TASK DESCRIPTION —
Pick out and copy every line below that has the word "pitch".
:: THE INPUT
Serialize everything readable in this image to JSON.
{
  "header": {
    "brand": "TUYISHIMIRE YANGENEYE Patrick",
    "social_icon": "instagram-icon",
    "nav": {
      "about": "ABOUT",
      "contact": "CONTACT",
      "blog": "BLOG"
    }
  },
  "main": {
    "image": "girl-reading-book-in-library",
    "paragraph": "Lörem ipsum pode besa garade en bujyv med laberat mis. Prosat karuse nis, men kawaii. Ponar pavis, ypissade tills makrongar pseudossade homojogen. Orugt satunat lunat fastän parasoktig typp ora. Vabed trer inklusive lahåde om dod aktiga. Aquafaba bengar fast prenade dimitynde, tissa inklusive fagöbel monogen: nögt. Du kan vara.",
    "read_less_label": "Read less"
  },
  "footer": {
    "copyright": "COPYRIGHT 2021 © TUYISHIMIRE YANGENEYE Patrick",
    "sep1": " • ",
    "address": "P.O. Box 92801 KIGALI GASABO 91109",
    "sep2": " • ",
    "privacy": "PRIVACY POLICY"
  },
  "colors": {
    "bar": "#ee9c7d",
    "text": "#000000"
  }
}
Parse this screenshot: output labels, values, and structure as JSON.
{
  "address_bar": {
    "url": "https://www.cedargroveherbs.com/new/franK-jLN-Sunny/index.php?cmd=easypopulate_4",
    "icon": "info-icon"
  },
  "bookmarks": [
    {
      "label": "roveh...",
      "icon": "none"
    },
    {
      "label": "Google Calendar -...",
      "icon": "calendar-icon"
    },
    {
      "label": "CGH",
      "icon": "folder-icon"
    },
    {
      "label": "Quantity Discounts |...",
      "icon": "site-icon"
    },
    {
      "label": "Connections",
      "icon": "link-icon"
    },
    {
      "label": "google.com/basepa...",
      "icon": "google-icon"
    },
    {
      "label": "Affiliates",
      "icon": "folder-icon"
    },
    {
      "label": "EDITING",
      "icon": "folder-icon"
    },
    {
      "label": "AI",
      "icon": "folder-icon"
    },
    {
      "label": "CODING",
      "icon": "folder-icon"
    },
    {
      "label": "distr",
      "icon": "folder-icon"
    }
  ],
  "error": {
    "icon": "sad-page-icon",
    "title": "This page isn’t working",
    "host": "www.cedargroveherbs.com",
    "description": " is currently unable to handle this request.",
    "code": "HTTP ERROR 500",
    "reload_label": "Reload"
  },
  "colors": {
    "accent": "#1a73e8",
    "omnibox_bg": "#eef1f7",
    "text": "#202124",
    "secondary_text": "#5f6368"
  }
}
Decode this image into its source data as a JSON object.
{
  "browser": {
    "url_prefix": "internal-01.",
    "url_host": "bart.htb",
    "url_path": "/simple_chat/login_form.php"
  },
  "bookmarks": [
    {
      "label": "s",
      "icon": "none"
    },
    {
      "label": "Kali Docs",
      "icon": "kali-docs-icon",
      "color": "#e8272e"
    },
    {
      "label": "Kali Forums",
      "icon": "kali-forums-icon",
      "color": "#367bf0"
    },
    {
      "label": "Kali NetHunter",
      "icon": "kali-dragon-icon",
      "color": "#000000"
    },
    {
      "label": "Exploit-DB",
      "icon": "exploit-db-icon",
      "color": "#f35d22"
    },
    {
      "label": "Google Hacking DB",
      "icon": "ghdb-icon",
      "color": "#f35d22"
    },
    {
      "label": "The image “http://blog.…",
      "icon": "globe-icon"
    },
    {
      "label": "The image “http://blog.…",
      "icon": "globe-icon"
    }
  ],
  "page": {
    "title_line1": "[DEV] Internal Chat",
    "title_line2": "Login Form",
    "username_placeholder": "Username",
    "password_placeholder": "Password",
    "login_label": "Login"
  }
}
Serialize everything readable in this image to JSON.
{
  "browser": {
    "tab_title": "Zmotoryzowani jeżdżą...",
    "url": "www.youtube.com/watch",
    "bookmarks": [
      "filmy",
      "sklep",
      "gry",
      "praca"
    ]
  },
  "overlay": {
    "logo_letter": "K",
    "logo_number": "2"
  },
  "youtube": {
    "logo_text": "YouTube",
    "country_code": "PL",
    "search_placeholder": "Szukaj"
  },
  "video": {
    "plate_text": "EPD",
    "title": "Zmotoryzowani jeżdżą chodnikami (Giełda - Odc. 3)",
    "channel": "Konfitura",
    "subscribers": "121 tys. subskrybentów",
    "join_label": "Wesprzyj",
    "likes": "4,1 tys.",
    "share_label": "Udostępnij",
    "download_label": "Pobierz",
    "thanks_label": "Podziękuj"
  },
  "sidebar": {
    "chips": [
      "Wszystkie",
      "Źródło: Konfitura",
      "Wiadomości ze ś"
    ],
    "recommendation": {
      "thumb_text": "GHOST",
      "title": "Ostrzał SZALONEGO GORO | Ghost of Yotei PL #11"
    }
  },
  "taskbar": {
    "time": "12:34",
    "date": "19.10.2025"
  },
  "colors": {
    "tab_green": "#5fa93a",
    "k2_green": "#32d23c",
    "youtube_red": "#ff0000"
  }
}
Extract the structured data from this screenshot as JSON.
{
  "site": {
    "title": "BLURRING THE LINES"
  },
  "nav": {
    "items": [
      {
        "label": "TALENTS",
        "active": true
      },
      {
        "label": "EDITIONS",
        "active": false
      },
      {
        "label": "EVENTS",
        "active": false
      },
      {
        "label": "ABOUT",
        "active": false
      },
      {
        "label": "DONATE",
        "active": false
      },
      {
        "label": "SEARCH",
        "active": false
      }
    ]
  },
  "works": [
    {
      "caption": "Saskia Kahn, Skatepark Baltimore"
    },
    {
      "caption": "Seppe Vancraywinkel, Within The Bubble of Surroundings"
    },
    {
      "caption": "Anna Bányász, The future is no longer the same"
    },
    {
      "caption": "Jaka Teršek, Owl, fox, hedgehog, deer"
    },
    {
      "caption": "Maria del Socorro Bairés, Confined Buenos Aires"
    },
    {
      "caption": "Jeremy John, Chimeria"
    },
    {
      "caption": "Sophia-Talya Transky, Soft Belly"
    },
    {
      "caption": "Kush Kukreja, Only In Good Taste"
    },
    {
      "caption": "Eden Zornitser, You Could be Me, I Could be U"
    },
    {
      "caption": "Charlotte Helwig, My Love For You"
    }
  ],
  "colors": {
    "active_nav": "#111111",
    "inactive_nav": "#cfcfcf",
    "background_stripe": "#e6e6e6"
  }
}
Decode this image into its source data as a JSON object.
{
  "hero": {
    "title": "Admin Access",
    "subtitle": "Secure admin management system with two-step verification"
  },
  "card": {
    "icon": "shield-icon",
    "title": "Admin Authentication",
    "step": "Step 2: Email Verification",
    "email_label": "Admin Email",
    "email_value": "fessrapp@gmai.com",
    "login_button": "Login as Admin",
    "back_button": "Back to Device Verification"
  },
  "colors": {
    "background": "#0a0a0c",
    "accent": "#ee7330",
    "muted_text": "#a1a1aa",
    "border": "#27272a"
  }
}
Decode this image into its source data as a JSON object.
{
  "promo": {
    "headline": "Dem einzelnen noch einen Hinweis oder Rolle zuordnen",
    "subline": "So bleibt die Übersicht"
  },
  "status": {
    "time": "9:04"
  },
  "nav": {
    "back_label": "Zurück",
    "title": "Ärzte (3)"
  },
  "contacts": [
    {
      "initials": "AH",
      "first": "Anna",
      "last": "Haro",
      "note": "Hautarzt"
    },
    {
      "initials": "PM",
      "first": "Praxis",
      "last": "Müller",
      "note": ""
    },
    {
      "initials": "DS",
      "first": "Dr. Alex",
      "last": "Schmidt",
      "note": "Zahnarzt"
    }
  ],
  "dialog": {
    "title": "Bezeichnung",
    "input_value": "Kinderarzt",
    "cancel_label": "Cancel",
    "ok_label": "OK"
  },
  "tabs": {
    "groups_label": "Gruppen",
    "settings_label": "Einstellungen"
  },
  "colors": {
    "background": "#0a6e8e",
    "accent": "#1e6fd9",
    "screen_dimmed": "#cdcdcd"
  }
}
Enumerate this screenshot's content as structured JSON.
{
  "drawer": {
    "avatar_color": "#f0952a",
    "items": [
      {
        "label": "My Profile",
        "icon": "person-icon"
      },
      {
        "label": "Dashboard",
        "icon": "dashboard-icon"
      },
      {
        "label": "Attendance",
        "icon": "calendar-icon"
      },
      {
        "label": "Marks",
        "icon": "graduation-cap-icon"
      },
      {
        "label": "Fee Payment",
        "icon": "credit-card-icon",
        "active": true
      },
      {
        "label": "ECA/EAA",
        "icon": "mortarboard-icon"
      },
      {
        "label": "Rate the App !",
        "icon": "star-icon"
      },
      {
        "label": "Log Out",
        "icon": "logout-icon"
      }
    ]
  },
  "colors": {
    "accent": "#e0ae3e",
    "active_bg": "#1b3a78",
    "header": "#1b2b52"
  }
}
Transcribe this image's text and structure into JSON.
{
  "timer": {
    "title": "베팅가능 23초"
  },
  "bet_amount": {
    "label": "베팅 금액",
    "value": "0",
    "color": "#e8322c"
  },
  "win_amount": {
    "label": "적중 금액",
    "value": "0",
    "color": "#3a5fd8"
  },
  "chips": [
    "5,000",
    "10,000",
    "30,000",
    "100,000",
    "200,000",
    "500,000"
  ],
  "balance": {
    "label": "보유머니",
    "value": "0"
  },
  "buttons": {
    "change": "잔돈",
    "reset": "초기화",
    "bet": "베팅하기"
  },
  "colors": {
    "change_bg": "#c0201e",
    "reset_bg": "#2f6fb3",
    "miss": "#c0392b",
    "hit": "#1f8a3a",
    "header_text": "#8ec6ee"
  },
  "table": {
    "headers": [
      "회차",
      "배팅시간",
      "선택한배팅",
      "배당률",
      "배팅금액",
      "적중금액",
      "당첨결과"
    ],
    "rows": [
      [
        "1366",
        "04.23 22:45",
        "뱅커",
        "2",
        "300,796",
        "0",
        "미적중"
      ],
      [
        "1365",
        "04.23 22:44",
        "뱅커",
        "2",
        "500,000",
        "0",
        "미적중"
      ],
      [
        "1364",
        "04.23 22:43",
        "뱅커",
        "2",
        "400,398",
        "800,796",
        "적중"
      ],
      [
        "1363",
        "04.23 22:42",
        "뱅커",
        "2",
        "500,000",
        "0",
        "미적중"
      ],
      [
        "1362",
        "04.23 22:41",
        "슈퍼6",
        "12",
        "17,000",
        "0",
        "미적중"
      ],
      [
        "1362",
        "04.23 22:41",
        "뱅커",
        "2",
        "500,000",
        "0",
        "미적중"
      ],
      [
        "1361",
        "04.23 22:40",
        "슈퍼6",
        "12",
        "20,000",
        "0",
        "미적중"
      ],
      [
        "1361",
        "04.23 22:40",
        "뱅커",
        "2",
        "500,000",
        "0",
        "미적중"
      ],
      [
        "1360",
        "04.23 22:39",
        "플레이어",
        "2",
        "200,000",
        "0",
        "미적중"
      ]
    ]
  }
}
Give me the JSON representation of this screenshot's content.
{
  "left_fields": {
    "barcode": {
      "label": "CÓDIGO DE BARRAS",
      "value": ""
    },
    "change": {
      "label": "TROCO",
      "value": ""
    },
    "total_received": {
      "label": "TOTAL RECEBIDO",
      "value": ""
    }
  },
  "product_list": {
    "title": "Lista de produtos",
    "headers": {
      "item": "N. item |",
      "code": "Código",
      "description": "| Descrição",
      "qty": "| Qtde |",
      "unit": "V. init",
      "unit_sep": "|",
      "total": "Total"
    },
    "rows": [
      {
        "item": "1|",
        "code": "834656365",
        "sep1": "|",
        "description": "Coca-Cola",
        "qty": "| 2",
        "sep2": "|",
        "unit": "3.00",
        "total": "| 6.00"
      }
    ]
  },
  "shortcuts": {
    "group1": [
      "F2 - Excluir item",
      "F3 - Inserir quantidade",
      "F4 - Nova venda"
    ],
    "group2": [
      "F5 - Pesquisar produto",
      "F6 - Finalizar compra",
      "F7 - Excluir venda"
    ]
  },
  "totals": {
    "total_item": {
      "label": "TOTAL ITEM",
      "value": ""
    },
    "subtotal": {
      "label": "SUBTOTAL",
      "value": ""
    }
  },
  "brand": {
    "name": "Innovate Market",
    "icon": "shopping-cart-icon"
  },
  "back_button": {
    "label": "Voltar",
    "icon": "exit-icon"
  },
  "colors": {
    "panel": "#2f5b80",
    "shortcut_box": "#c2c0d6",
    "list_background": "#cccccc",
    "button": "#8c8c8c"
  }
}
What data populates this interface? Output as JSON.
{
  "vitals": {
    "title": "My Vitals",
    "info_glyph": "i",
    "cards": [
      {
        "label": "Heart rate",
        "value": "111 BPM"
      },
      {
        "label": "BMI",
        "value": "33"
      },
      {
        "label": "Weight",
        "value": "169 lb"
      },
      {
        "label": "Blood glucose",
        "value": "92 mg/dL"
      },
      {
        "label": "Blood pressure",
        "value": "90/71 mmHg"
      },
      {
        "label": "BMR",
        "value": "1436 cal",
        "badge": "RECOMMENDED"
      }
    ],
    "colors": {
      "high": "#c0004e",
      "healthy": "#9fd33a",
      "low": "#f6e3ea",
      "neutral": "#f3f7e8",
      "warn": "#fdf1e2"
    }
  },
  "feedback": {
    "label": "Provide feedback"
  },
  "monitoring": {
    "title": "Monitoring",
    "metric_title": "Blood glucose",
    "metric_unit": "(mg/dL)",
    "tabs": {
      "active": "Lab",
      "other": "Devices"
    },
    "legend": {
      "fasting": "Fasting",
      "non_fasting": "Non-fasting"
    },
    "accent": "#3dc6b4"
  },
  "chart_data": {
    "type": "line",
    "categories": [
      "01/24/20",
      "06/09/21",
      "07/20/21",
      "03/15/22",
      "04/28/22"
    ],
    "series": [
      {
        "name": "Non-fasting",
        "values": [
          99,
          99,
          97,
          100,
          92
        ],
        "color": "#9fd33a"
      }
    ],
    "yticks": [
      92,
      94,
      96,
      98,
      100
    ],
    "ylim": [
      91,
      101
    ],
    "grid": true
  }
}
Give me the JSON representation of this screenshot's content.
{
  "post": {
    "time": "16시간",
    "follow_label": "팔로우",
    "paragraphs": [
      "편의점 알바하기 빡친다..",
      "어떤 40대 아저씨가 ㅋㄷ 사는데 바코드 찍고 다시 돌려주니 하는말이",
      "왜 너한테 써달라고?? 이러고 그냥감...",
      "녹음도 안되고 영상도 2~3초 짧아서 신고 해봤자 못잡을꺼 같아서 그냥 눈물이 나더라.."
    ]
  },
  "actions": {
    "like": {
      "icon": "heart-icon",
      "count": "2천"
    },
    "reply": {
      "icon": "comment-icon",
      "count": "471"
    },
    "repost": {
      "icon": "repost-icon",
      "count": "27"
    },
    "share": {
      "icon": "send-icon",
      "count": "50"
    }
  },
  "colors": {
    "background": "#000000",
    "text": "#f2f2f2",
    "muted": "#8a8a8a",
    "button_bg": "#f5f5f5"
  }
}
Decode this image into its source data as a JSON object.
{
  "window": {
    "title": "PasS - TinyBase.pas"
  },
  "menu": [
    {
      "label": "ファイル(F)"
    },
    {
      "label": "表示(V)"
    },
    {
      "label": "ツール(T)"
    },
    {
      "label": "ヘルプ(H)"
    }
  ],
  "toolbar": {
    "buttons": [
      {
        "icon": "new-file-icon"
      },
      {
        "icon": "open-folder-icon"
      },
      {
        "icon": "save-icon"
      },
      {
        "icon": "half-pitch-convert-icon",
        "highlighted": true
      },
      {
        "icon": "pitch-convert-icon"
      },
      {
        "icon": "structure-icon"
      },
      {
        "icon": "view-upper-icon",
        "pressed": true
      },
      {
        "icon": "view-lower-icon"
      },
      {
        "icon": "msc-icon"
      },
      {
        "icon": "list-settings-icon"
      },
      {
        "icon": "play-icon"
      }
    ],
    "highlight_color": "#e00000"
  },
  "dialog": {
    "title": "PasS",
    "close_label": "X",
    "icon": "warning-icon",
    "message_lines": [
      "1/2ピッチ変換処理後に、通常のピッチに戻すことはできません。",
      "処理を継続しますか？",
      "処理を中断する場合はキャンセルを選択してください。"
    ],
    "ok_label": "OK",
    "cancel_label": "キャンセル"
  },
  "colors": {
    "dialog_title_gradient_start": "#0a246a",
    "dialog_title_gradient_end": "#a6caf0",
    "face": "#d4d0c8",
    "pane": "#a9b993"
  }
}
::::
CORRECT OUTPUT —
        "icon": "half-pitch-convert-icon",
        "icon": "pitch-convert-icon"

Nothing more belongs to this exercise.